*** Data listing ***
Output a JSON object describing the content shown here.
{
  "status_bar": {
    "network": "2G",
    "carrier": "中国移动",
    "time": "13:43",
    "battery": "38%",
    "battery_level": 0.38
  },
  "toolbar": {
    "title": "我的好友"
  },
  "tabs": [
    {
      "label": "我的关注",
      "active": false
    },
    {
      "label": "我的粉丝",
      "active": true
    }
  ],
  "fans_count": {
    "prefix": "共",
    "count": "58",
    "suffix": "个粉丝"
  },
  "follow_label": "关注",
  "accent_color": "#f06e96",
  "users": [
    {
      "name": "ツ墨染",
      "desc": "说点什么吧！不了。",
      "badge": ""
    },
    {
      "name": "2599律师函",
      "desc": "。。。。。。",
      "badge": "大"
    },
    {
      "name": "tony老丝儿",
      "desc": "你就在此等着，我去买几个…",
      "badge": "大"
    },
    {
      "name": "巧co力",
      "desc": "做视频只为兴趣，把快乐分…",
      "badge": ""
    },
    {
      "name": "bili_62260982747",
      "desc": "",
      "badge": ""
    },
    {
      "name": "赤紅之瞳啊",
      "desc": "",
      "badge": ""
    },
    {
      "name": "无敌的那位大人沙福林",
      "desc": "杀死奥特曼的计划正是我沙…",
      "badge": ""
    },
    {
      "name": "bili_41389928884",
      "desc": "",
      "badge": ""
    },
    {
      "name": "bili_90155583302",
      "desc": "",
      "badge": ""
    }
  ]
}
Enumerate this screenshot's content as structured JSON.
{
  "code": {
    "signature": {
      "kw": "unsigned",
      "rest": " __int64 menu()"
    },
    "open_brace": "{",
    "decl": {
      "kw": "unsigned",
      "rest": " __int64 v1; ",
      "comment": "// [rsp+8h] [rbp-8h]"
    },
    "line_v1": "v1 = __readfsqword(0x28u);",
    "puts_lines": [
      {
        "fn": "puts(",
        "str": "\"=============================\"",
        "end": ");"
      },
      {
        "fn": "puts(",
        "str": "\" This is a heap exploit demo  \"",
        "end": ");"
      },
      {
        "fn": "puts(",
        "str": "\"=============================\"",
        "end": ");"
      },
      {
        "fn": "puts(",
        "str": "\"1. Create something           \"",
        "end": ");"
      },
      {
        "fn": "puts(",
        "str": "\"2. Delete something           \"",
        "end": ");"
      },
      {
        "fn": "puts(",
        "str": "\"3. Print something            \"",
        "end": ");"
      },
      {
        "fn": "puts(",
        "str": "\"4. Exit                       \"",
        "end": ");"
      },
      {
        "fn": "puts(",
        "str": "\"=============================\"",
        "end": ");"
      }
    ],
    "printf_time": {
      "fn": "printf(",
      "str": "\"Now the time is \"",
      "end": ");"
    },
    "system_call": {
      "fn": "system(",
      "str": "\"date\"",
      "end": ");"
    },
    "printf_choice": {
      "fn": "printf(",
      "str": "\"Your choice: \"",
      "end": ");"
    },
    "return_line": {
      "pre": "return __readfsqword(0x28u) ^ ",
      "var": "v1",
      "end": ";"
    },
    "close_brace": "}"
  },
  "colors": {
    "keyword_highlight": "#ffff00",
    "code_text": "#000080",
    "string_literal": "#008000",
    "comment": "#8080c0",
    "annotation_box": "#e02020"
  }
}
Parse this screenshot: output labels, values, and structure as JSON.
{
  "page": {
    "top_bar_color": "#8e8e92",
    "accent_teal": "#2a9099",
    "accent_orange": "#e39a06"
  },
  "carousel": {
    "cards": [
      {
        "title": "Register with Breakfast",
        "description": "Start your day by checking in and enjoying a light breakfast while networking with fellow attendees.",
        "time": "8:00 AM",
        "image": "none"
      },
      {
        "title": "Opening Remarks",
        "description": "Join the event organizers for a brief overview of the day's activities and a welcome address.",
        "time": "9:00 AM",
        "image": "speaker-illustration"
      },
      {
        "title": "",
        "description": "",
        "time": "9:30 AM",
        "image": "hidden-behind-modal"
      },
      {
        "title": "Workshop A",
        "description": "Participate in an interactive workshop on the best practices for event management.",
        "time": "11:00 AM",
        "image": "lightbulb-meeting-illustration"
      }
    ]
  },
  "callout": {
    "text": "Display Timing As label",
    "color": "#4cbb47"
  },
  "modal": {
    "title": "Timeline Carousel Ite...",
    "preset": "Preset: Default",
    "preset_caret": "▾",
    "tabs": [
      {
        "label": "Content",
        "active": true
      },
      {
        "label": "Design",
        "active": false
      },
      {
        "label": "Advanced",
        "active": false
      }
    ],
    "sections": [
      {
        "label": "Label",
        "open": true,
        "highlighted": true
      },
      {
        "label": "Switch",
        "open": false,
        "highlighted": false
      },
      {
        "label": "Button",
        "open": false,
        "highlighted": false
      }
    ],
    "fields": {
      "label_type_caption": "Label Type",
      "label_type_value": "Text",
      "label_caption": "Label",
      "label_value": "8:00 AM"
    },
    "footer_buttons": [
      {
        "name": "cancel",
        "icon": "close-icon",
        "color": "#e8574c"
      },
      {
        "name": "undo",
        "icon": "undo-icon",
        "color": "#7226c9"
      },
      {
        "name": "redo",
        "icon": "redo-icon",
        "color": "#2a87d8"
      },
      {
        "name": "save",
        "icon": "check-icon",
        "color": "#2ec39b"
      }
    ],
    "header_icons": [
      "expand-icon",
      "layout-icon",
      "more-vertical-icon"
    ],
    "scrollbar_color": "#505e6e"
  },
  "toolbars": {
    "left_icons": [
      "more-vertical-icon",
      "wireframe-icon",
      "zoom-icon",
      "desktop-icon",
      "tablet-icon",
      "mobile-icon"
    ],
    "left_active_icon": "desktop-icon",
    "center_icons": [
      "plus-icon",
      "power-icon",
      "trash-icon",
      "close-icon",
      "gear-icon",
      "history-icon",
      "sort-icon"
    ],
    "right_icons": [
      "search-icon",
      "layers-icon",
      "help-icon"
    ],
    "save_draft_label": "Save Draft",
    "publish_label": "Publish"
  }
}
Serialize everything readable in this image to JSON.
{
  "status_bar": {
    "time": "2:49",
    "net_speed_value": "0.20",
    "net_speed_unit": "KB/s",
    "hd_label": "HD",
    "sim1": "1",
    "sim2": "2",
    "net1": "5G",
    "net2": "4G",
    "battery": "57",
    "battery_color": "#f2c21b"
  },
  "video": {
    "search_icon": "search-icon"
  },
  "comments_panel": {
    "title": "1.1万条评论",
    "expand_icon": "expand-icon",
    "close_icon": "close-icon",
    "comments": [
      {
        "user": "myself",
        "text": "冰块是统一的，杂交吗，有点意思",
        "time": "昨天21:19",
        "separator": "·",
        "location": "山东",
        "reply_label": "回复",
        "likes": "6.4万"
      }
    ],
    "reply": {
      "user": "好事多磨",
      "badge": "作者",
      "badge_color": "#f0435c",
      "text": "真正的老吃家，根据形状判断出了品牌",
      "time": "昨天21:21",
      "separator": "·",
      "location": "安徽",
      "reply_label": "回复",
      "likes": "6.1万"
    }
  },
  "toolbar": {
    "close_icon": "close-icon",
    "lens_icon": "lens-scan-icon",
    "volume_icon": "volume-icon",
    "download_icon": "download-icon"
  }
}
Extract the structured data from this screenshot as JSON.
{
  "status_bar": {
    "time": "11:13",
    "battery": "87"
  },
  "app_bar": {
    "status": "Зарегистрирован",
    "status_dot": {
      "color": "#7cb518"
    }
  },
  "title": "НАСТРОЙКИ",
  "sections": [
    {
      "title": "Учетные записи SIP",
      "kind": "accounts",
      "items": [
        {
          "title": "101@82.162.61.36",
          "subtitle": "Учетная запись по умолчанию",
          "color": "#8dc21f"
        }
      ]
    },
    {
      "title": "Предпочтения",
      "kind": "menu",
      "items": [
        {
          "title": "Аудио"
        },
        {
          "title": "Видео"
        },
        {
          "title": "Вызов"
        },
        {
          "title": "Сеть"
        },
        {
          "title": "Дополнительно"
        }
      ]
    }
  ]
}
***
→ **What is asked**: Return the line that contains "Extract the structured" along with every line after it through the end of the entries, exactly, adding nothing.

→ **Answer to the exercise**:
Extract the structured data from this screenshot as JSON.
{
  "status_bar": {
    "time": "11:13",
    "battery": "87"
  },
  "app_bar": {
    "status": "Зарегистрирован",
    "status_dot": {
      "color": "#7cb518"
    }
  },
  "title": "НАСТРОЙКИ",
  "sections": [
    {
      "title": "Учетные записи SIP",
      "kind": "accounts",
      "items": [
        {
          "title": "101@82.162.61.36",
          "subtitle": "Учетная запись по умолчанию",
          "color": "#8dc21f"
        }
      ]
    },
    {
      "title": "Предпочтения",
      "kind": "menu",
      "items": [
        {
          "title": "Аудио"
        },
        {
          "title": "Видео"
        },
        {
          "title": "Вызов"
        },
        {
          "title": "Сеть"
        },
        {
          "title": "Дополнительно"
        }
      ]
    }
  ]
}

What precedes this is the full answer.